What to work on:
Each entry in the listing below should be restated word for word.

Items listed in a dataset
▽

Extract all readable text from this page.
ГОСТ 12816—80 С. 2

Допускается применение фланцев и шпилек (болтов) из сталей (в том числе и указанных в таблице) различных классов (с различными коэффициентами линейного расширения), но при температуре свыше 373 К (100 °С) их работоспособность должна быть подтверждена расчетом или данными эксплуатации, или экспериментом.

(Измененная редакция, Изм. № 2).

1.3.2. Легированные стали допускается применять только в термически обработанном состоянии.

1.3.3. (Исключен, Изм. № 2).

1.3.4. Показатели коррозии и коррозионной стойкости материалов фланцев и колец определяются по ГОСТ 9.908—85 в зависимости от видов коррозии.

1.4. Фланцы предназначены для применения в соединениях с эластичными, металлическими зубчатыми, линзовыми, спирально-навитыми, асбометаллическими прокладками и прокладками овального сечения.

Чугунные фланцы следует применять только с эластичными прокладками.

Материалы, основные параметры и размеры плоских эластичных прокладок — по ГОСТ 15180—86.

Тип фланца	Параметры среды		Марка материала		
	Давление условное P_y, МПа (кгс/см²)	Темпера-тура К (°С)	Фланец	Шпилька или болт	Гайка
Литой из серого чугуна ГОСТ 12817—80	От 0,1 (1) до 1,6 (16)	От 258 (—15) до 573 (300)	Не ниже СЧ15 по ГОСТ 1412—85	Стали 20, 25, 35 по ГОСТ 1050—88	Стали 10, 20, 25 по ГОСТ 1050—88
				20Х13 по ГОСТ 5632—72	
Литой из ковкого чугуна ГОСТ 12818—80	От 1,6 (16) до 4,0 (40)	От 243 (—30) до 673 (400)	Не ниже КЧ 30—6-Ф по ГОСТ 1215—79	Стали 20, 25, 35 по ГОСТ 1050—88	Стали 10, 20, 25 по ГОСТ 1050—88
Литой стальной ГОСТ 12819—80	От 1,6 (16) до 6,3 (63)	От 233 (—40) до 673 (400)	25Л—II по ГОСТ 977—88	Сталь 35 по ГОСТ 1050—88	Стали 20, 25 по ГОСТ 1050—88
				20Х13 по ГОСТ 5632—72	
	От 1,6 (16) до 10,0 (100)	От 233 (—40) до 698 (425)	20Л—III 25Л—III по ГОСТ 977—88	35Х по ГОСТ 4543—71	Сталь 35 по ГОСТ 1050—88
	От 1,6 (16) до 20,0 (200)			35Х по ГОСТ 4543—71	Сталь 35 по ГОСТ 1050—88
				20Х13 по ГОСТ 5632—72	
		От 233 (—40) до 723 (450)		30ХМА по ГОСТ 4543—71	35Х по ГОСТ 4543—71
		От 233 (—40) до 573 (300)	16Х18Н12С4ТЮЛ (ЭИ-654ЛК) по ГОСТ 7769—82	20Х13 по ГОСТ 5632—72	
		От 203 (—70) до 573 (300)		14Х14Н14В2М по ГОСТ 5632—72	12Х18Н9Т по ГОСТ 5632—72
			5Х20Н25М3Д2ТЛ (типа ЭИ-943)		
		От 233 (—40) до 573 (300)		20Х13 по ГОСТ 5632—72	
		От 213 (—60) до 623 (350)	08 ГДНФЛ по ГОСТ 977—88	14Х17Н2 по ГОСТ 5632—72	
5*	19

△

Expected answer:
Extract all readable text from this page.
ГОСТ 12816—80 С. 2

Допускается применение фланцев и шпилек (болтов) из сталей (в том числе и указанных в таблице) различных классов (с различными коэффициентами линейного расширения), но при температуре свыше 373 К (100 °С) их работоспособность должна быть подтверждена расчетом или данными эксплуатации, или экспериментом.

(Измененная редакция, Изм. № 2).

1.3.2. Легированные стали допускается применять только в термически обработанном состоянии.

1.3.3. (Исключен, Изм. № 2).

1.3.4. Показатели коррозии и коррозионной стойкости материалов фланцев и колец определяются по ГОСТ 9.908—85 в зависимости от видов коррозии.

1.4. Фланцы предназначены для применения в соединениях с эластичными, металлическими зубчатыми, линзовыми, спирально-навитыми, асбометаллическими прокладками и прокладками овального сечения.

Чугунные фланцы следует применять только с эластичными прокладками.

Материалы, основные параметры и размеры плоских эластичных прокладок — по ГОСТ 15180—86.

Тип фланца	Параметры среды		Марка материала		
	Давление условное P_y, МПа (кгс/см²)	Темпера-тура К (°С)	Фланец	Шпилька или болт	Гайка
Литой из серого чугуна ГОСТ 12817—80	От 0,1 (1) до 1,6 (16)	От 258 (—15) до 573 (300)	Не ниже СЧ15 по ГОСТ 1412—85	Стали 20, 25, 35 по ГОСТ 1050—88	Стали 10, 20, 25 по ГОСТ 1050—88
				20Х13 по ГОСТ 5632—72	
Литой из ковкого чугуна ГОСТ 12818—80	От 1,6 (16) до 4,0 (40)	От 243 (—30) до 673 (400)	Не ниже КЧ 30—6-Ф по ГОСТ 1215—79	Стали 20, 25, 35 по ГОСТ 1050—88	Стали 10, 20, 25 по ГОСТ 1050—88
Литой стальной ГОСТ 12819—80	От 1,6 (16) до 6,3 (63)	От 233 (—40) до 673 (400)	25Л—II по ГОСТ 977—88	Сталь 35 по ГОСТ 1050—88	Стали 20, 25 по ГОСТ 1050—88
				20Х13 по ГОСТ 5632—72	
	От 1,6 (16) до 10,0 (100)	От 233 (—40) до 698 (425)	20Л—III 25Л—III по ГОСТ 977—88	35Х по ГОСТ 4543—71	Сталь 35 по ГОСТ 1050—88
	От 1,6 (16) до 20,0 (200)			35Х по ГОСТ 4543—71	Сталь 35 по ГОСТ 1050—88
				20Х13 по ГОСТ 5632—72	
		От 233 (—40) до 723 (450)		30ХМА по ГОСТ 4543—71	35Х по ГОСТ 4543—71
		От 233 (—40) до 573 (300)	16Х18Н12С4ТЮЛ (ЭИ-654ЛК) по ГОСТ 7769—82	20Х13 по ГОСТ 5632—72	
		От 203 (—70) до 573 (300)		14Х14Н14В2М по ГОСТ 5632—72	12Х18Н9Т по ГОСТ 5632—72
			5Х20Н25М3Д2ТЛ (типа ЭИ-943)		
		От 233 (—40) до 573 (300)		20Х13 по ГОСТ 5632—72	
		От 213 (—60) до 623 (350)	08 ГДНФЛ по ГОСТ 977—88	14Х17Н2 по ГОСТ 5632—72	
5*	19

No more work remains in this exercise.